***** DATA LISTING
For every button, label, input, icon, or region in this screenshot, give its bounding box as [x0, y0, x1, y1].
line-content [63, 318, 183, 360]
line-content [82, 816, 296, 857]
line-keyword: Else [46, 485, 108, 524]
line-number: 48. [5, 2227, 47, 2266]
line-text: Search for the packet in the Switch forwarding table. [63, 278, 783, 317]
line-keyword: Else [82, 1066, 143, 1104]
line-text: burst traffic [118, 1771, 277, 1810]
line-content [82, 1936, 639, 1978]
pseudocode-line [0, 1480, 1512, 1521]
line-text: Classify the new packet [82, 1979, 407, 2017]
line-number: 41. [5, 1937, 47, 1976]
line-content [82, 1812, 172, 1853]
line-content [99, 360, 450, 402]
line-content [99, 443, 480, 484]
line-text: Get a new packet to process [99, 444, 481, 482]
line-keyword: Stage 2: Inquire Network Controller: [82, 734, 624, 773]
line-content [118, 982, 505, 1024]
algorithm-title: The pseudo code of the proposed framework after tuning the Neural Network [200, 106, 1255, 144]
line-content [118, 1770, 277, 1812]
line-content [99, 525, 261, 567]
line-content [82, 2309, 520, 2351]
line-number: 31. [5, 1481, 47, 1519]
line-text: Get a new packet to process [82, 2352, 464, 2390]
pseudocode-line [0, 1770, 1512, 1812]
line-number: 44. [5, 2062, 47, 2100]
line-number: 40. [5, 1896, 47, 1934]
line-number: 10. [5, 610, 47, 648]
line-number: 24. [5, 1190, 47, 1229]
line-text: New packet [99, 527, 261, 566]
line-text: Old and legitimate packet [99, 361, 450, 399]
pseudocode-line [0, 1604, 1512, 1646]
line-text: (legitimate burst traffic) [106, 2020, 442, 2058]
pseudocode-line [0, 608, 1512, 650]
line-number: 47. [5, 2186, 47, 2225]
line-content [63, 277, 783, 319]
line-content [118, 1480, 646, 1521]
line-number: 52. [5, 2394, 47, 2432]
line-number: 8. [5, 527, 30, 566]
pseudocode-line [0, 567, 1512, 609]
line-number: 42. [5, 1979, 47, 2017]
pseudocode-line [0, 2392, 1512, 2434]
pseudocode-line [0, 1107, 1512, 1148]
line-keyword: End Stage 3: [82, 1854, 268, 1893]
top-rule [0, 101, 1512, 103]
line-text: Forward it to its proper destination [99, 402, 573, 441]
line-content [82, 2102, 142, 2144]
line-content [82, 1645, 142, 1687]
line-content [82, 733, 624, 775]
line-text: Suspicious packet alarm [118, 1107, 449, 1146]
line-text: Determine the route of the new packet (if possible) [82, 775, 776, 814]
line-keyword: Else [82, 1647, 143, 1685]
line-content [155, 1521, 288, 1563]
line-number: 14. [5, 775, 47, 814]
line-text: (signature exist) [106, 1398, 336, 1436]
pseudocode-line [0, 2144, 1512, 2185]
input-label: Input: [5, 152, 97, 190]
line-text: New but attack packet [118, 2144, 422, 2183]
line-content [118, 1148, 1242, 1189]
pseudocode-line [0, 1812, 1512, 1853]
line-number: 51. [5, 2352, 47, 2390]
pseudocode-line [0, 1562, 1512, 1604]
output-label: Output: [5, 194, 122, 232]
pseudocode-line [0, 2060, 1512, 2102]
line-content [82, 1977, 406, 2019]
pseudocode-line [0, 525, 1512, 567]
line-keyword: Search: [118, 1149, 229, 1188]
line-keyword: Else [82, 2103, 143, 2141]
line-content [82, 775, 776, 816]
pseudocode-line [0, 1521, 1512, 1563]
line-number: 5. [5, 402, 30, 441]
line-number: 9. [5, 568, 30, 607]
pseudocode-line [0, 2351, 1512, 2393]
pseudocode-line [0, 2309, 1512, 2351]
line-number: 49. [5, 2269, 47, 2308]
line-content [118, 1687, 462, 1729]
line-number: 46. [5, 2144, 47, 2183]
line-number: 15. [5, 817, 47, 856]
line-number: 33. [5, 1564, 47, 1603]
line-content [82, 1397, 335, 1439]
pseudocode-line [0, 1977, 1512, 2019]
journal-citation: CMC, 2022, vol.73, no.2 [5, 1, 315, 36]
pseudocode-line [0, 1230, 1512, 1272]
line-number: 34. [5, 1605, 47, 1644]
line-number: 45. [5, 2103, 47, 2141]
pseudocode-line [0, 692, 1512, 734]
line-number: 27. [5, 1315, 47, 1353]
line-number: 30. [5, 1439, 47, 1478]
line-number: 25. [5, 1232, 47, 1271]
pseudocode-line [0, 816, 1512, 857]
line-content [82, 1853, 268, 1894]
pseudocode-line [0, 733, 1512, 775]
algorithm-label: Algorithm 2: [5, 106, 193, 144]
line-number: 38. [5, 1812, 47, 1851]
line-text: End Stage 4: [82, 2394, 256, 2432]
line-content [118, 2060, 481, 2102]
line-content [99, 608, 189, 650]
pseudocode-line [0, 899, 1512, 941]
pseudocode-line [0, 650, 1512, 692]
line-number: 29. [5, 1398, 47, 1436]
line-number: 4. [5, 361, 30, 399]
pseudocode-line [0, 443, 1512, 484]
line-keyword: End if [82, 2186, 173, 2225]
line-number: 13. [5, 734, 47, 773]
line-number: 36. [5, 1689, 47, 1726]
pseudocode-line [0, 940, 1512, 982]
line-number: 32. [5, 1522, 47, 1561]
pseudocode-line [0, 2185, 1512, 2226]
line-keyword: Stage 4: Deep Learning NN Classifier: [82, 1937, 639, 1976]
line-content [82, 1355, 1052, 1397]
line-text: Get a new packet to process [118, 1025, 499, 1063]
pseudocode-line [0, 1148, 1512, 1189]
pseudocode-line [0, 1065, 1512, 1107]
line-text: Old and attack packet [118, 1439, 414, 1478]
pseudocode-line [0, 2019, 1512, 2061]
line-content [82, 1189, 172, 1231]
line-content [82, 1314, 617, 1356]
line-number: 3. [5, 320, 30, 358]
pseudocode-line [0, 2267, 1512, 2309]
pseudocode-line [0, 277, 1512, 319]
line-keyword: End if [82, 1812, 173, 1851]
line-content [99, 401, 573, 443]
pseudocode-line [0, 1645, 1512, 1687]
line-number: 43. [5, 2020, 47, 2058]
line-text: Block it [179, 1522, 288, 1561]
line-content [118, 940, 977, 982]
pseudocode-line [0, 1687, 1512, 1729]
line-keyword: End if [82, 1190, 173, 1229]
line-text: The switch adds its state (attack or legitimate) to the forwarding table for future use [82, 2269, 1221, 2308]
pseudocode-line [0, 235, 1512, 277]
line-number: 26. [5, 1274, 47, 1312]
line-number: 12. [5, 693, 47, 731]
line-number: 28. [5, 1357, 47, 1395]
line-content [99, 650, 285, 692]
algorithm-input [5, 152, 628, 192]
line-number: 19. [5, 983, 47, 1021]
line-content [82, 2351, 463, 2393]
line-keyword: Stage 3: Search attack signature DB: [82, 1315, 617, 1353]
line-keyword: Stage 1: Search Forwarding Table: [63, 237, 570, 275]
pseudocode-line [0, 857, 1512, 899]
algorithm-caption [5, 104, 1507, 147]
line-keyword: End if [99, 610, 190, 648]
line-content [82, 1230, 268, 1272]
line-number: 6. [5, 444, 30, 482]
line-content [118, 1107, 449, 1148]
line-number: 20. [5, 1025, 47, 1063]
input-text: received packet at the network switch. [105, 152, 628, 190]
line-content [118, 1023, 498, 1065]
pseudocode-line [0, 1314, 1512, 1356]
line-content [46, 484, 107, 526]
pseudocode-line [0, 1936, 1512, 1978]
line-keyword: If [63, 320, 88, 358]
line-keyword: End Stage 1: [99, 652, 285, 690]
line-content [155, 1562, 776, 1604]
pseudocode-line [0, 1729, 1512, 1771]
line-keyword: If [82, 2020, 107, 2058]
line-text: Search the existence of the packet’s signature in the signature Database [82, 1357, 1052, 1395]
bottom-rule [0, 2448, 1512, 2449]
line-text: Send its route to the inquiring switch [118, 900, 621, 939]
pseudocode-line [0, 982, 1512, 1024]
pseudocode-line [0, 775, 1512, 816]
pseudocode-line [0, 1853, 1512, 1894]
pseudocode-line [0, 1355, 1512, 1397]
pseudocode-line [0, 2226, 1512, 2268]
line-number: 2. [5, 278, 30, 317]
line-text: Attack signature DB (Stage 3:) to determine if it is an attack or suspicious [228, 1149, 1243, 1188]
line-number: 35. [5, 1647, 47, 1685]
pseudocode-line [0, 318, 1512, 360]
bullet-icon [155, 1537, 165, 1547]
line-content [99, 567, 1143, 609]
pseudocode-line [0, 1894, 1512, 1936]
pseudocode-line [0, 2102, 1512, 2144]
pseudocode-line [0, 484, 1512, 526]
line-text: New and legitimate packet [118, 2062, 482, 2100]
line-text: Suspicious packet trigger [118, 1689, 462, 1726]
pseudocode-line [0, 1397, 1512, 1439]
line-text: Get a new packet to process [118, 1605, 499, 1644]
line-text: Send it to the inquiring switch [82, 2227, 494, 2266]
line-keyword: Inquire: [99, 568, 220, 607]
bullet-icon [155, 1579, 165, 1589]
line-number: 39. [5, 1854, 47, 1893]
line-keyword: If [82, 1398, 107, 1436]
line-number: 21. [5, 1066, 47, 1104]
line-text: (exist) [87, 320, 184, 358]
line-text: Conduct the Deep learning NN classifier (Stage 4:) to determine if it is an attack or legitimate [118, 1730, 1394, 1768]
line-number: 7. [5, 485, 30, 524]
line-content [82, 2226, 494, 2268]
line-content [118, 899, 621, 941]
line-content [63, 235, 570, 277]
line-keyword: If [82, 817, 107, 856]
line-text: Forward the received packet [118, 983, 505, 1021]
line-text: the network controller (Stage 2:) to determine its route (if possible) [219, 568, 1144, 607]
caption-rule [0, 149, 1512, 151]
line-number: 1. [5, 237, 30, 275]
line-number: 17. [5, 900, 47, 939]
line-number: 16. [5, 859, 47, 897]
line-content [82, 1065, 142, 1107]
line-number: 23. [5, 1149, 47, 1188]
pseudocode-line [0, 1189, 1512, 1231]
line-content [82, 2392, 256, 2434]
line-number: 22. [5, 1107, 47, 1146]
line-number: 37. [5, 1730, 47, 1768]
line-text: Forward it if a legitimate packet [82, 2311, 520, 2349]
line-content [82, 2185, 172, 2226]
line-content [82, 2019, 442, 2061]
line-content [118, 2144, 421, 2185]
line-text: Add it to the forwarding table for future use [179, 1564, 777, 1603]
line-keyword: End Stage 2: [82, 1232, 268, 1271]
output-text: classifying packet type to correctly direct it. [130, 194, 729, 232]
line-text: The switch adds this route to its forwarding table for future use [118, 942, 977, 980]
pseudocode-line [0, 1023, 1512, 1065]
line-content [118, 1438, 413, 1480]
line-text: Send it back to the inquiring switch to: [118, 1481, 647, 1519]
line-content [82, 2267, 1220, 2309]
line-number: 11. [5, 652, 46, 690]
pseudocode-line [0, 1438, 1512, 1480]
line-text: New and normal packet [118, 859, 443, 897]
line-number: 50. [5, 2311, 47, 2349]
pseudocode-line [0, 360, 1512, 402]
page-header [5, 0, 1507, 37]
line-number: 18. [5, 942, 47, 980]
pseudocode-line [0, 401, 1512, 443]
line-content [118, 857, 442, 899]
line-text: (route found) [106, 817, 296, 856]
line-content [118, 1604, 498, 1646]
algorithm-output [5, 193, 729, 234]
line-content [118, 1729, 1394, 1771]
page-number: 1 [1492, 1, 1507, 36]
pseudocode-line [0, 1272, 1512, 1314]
**********
YOUR INSTRUCTIONS
Reproduce only the lines from the start of the listing through the line containing "line-number: 48. [5, 2227, 47, 2266]", inclusive. Replace "line-content" with "line-body" and leave everything else unchanged.

REPLY TO THE EXERCISE
For every button, label, input, icon, or region in this screenshot, give its bounding box as [x0, y0, x1, y1].
line-body [63, 318, 183, 360]
line-body [82, 816, 296, 857]
line-keyword: Else [46, 485, 108, 524]
line-number: 48. [5, 2227, 47, 2266]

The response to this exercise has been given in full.